▶ _Exercise prompt_
Copy each line with the word "Receptores" in it.

▶ _Material to process_

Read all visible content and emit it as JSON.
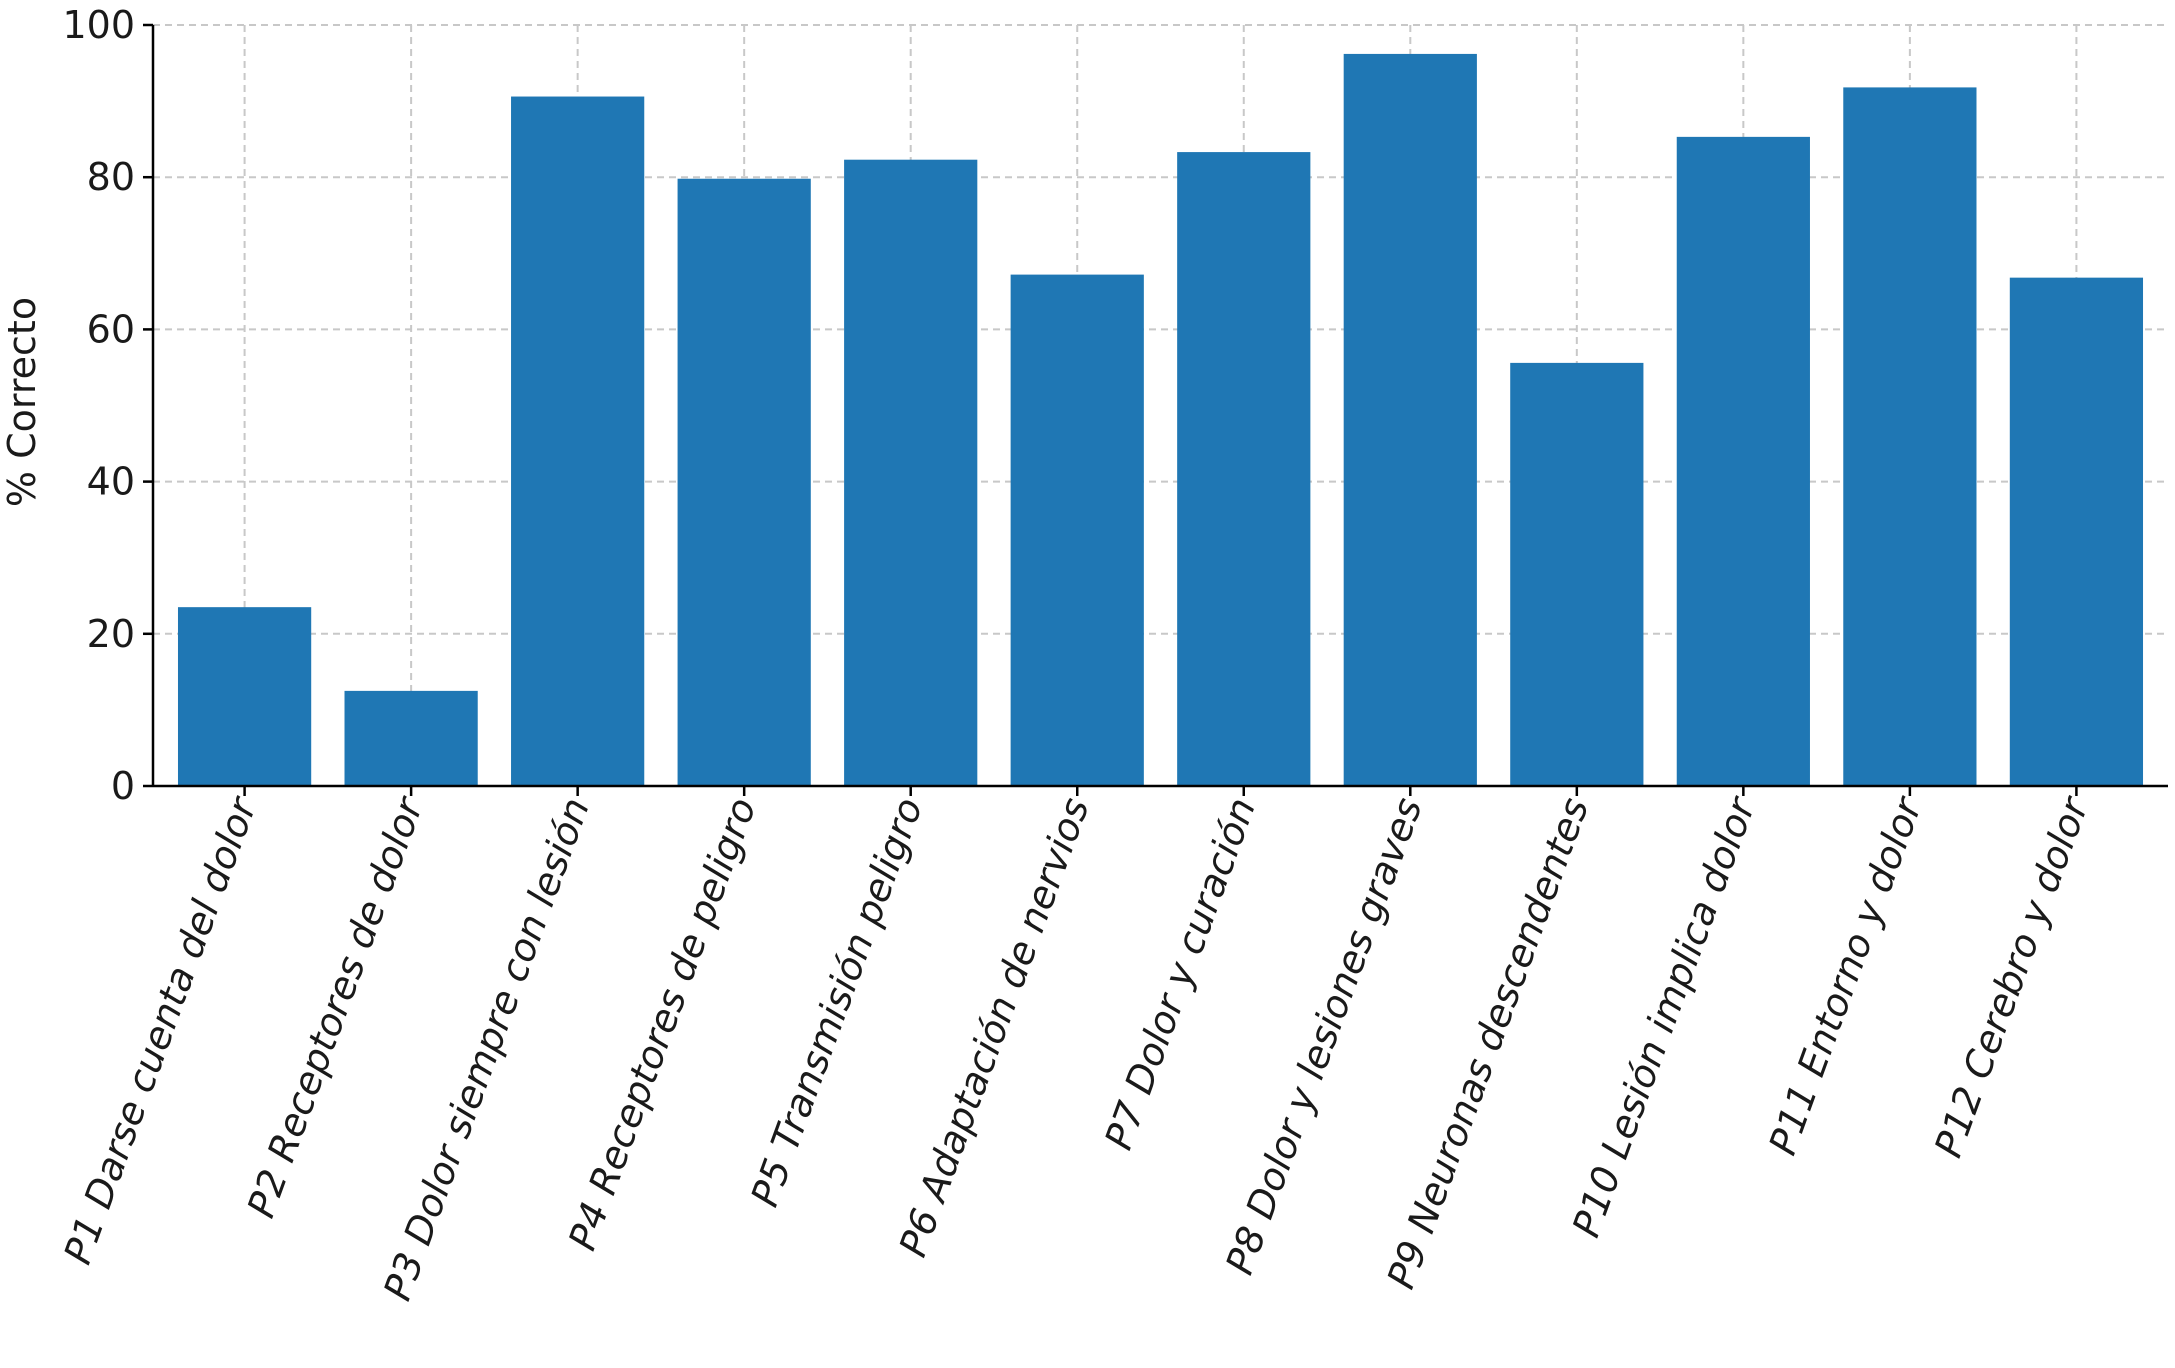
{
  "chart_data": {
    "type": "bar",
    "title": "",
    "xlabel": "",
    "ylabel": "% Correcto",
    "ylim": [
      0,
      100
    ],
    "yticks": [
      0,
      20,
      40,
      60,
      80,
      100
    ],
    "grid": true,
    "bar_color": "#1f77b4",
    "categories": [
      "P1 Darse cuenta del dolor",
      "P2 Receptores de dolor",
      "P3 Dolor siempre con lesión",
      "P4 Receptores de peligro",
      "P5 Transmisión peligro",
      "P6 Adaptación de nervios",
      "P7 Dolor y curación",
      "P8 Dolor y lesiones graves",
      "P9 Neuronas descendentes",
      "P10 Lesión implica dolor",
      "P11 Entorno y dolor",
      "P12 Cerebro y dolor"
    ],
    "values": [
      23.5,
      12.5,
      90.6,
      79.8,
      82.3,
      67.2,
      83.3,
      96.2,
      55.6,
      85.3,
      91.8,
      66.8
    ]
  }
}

* * *

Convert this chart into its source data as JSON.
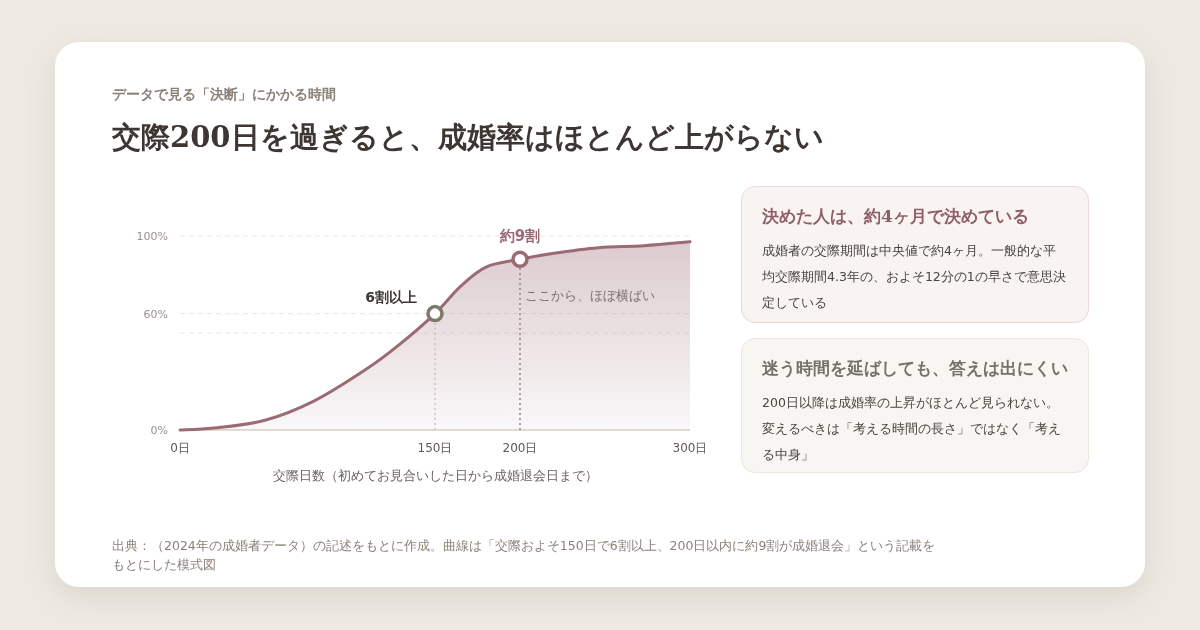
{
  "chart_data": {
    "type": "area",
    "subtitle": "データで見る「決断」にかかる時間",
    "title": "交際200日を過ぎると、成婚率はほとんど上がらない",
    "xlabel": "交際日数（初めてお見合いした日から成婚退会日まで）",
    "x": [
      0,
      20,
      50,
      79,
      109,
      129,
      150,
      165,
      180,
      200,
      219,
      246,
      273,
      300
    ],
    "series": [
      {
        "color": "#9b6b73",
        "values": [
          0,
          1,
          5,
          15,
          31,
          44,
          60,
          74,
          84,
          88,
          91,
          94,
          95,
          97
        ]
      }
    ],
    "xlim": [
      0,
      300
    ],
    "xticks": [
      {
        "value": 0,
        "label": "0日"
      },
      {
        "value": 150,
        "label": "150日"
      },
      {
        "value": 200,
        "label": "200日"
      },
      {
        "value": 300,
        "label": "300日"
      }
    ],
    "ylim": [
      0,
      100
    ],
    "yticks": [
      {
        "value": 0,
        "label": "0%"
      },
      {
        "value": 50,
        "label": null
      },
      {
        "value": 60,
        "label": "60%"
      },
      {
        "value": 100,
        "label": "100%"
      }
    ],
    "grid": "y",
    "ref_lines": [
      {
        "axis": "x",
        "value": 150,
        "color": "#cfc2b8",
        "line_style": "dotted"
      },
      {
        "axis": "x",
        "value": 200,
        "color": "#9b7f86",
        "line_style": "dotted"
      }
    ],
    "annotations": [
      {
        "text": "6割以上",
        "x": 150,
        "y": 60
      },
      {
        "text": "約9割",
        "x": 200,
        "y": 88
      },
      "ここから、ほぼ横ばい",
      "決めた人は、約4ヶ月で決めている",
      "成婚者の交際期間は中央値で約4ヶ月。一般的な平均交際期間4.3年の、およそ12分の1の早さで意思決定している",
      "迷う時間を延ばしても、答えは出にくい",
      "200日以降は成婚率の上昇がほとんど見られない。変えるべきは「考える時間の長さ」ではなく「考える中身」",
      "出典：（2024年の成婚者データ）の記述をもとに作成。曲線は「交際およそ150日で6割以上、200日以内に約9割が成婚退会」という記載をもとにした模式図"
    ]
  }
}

▶ _Exercise output_
      "P2 Receptores de dolor",
      "P4 Receptores de peligro",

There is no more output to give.